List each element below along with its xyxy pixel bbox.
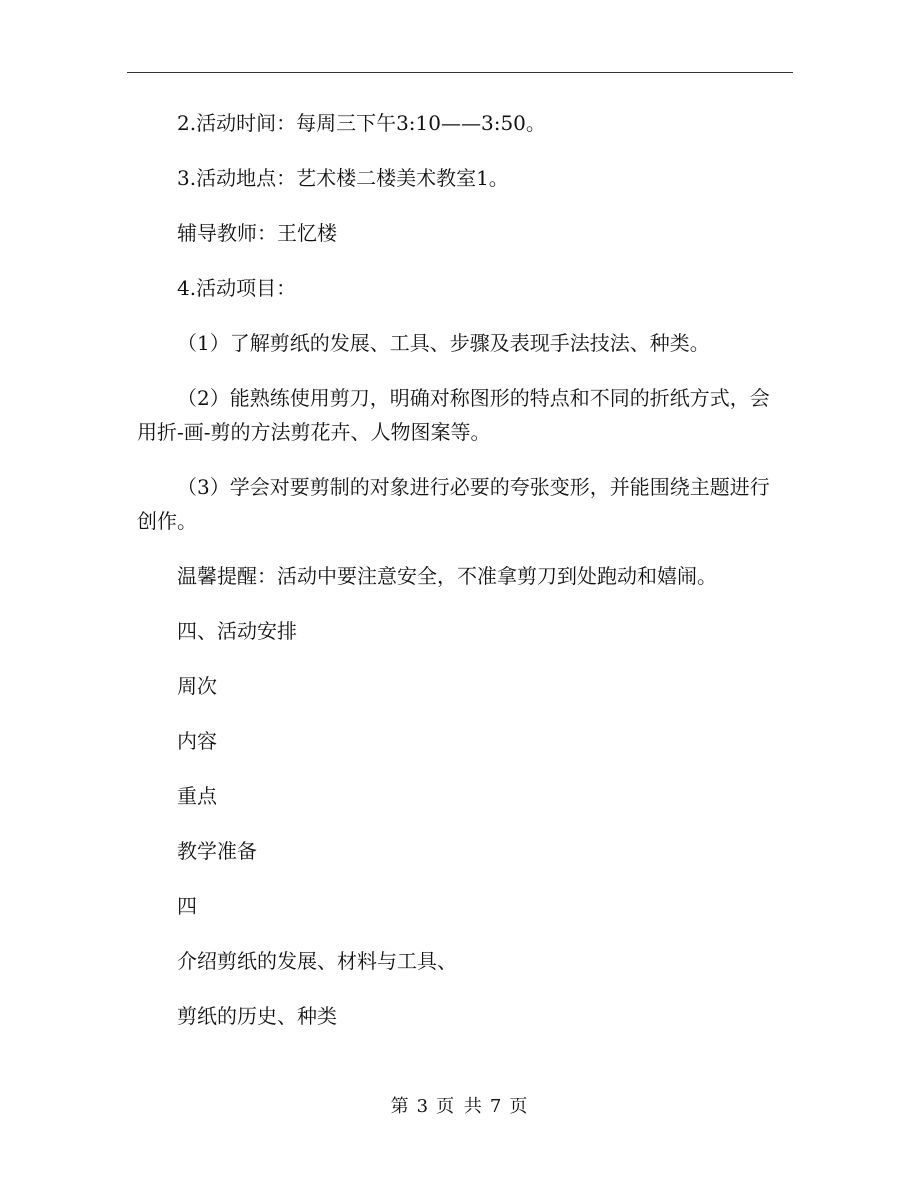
...
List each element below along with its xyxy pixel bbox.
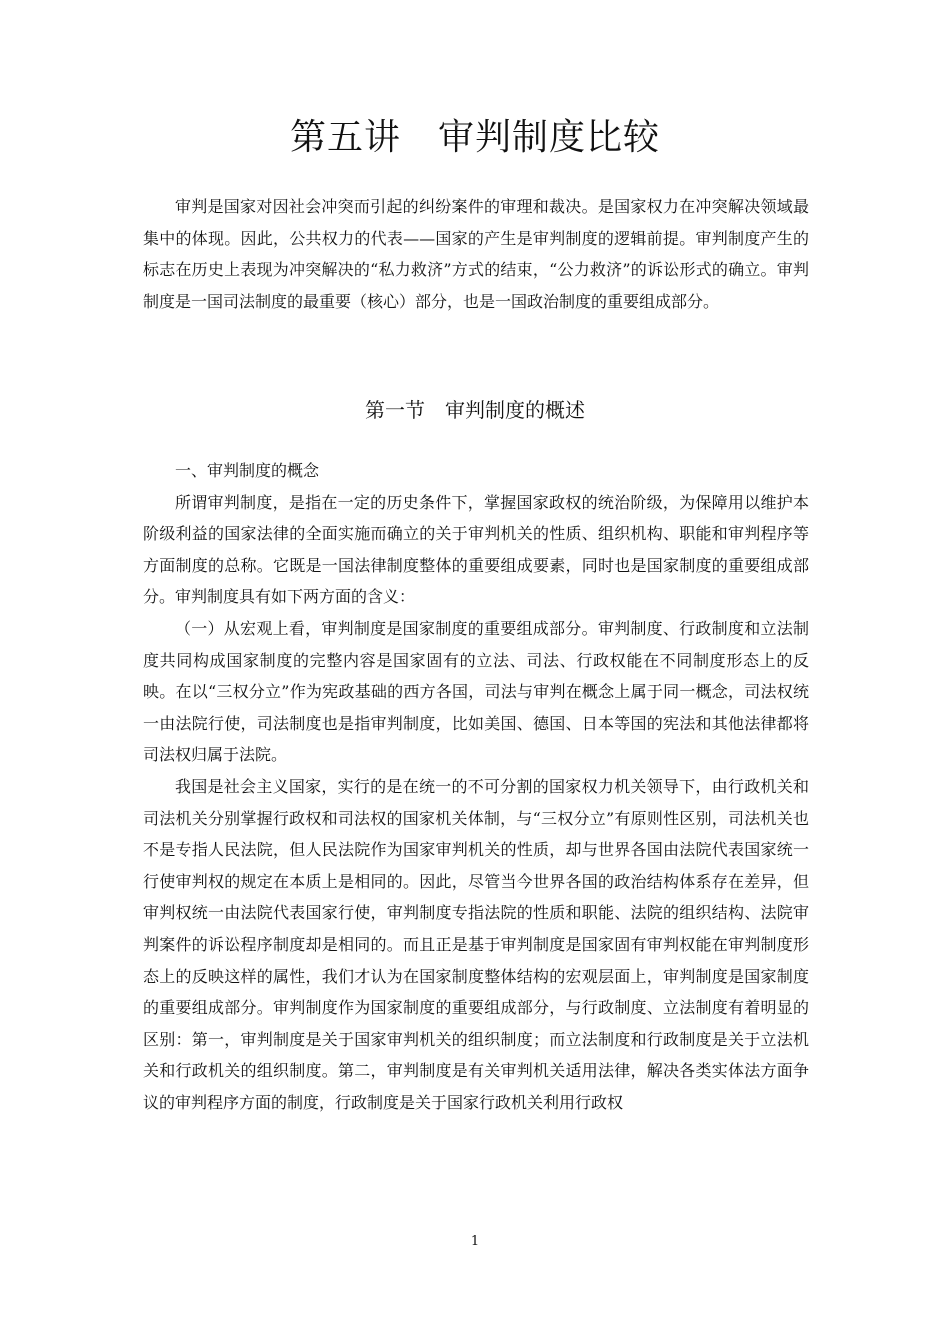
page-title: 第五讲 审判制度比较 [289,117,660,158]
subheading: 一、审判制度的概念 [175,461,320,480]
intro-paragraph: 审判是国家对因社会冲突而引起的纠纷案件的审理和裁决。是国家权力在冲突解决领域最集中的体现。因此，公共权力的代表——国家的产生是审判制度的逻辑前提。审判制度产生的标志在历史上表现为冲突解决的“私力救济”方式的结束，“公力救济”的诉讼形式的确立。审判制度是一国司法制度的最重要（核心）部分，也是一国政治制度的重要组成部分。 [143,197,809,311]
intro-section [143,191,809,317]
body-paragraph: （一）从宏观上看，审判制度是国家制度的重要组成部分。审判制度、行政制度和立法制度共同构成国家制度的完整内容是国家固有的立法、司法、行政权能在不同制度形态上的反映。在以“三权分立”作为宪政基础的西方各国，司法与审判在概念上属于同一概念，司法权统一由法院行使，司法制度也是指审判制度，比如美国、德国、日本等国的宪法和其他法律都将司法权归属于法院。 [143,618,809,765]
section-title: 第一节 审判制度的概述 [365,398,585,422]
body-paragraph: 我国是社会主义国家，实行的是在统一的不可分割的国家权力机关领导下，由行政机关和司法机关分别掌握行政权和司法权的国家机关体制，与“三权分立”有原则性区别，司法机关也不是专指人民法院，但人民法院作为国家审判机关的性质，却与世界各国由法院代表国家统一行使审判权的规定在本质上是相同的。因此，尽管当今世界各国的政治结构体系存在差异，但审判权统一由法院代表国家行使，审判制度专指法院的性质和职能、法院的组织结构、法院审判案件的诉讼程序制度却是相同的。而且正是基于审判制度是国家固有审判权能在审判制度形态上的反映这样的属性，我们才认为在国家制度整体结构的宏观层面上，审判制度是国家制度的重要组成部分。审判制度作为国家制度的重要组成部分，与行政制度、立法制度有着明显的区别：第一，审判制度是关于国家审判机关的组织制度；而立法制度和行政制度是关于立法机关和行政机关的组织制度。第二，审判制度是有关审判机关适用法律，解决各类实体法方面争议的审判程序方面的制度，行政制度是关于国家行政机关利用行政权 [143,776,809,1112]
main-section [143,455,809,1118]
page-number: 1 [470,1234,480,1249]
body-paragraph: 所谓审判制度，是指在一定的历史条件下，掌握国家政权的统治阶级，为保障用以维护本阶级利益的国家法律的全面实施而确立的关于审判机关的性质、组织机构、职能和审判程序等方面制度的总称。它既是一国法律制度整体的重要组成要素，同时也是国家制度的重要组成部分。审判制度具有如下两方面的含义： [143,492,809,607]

> [WHAT IS BEING ASKED] Extract every line of the items above that contains the string "page", and copy each one in full.

> [TASK RESPONSE]
page-title: 第五讲 审判制度比较 [289,117,660,158]
page-number: 1 [470,1234,480,1249]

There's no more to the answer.